◆ **EXERCISE TASK**
Can you format the material below as a Markdown table with the columns "Row" and "Text", numbering each line and skipping blank ones? Leave the pictures out.

Start DATA SUPPLIED

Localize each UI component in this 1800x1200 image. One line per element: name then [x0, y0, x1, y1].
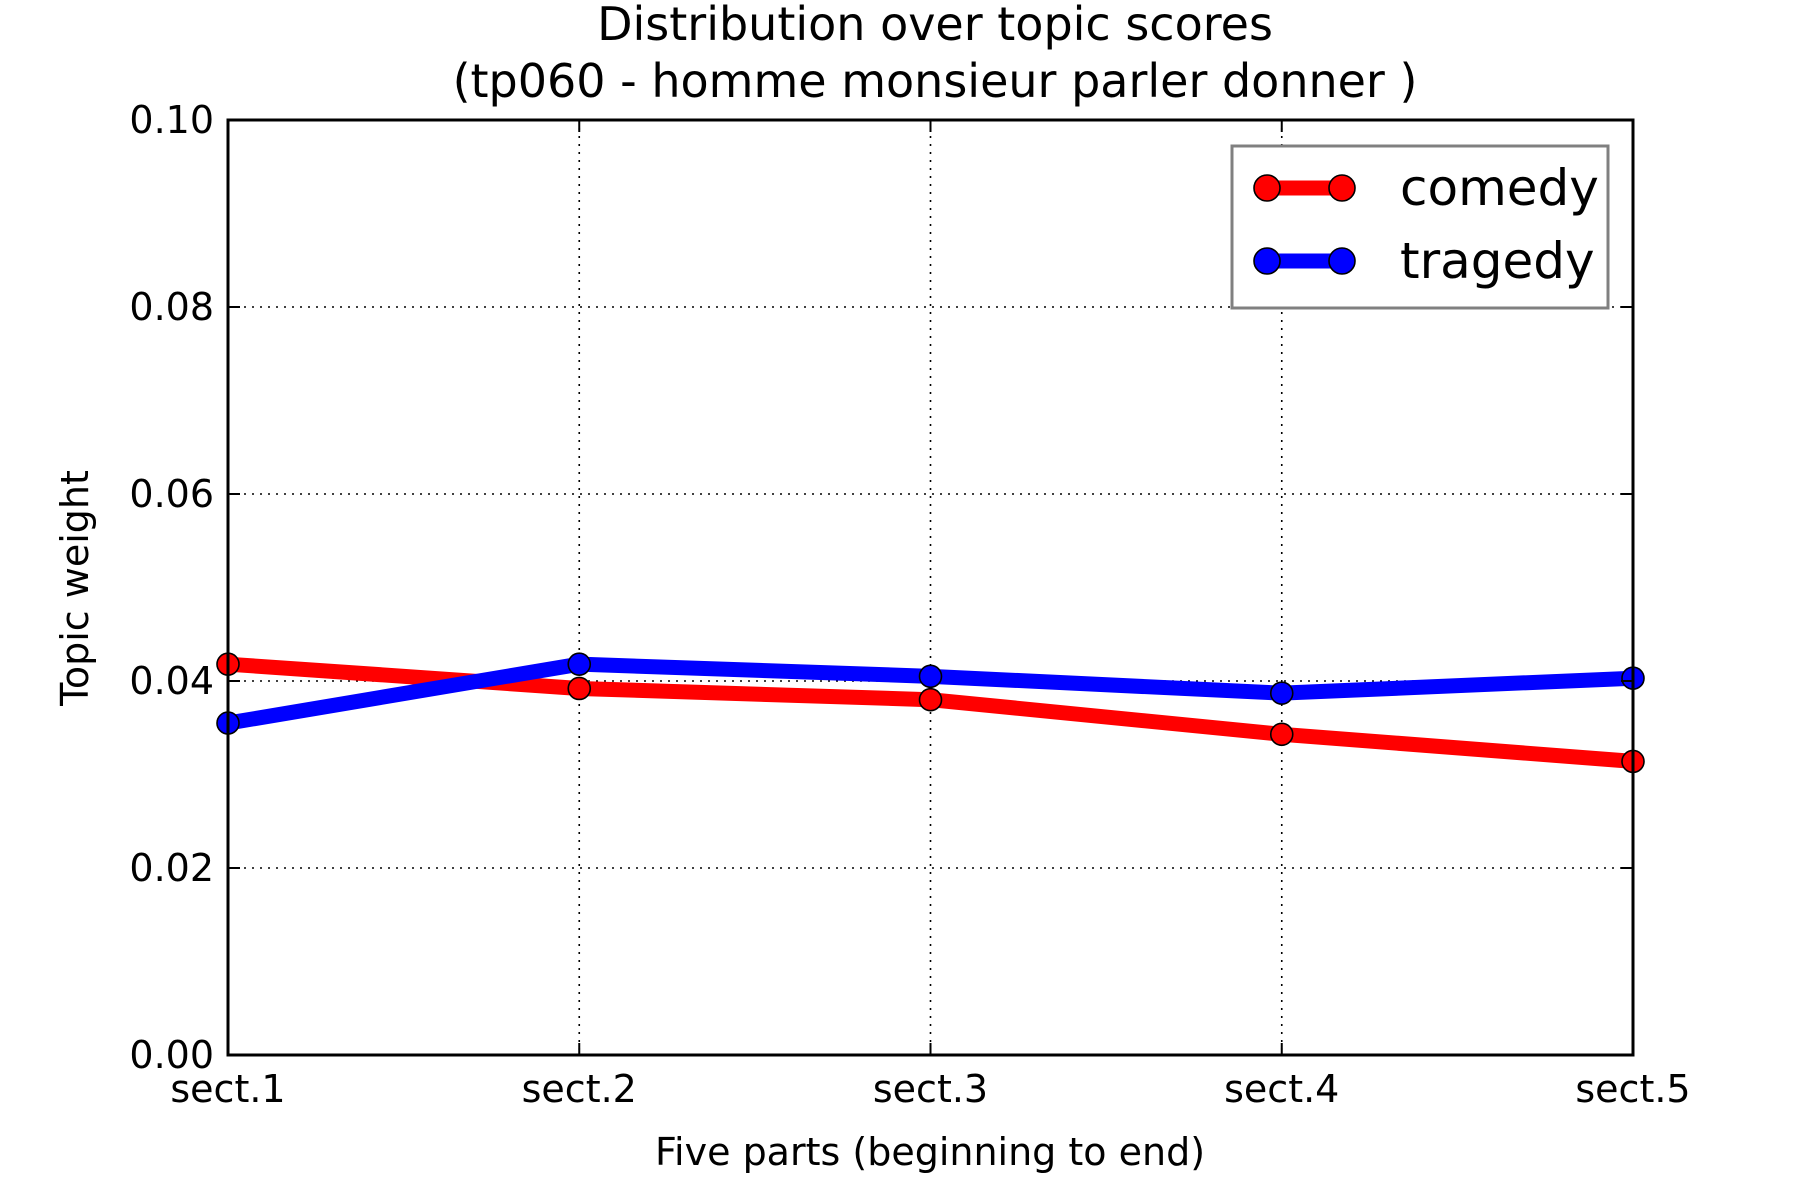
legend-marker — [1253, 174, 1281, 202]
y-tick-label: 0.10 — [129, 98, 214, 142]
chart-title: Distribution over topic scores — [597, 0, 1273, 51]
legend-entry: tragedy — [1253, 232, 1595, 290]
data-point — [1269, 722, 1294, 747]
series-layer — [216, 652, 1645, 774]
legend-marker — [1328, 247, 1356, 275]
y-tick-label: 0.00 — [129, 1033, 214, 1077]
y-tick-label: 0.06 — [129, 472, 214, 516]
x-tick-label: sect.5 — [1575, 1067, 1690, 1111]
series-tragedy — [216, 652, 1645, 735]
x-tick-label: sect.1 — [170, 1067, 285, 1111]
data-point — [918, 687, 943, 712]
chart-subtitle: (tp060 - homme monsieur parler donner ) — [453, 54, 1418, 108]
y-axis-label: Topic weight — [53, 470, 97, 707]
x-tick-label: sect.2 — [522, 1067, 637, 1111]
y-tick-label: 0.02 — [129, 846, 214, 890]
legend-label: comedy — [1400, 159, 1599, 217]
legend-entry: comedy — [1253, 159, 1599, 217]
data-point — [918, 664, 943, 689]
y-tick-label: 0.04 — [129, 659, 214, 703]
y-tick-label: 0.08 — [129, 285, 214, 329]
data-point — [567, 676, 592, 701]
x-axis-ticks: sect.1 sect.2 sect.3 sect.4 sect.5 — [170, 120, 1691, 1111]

End DATA SUPPLIED

◆ **EXPECTED OUTPUT**
| Row | Text |
|---|---|
| 1 | Localize each UI component in this 1800x1200 image. One line per element: name then [x0, y0, x1, y1]. |
| 2 | legend-marker — [1253, 174, 1281, 202] |
| 3 | y-tick-label: 0.10 — [129, 98, 214, 142] |
| 4 | chart-title: Distribution over topic scores — [597, 0, 1273, 51] |
| 5 | legend-entry: tragedy — [1253, 232, 1595, 290] |
| 6 | data-point — [1269, 722, 1294, 747] |
| 7 | series-layer — [216, 652, 1645, 774] |
| 8 | legend-marker — [1328, 247, 1356, 275] |
| 9 | y-tick-label: 0.00 — [129, 1033, 214, 1077] |
| 10 | y-tick-label: 0.06 — [129, 472, 214, 516] |
| 11 | x-tick-label: sect.5 — [1575, 1067, 1690, 1111] |
| 12 | series-tragedy — [216, 652, 1645, 735] |
| 13 | x-tick-label: sect.1 — [170, 1067, 285, 1111] |
| 14 | data-point — [918, 687, 943, 712] |
| 15 | chart-subtitle: (tp060 - homme monsieur parler donner ) — [453, 54, 1418, 108] |
| 16 | y-axis-label: Topic weight — [53, 470, 97, 707] |
| 17 | x-tick-label: sect.2 — [522, 1067, 637, 1111] |
| 18 | y-tick-label: 0.02 — [129, 846, 214, 890] |
| 19 | legend-label: comedy — [1400, 159, 1599, 217] |
| 20 | legend-entry: comedy — [1253, 159, 1599, 217] |
| 21 | data-point — [918, 664, 943, 689] |
| 22 | y-tick-label: 0.04 — [129, 659, 214, 703] |
| 23 | y-tick-label: 0.08 — [129, 285, 214, 329] |
| 24 | data-point — [567, 676, 592, 701] |
| 25 | x-axis-ticks: sect.1 sect.2 sect.3 sect.4 sect.5 — [170, 120, 1691, 1111] |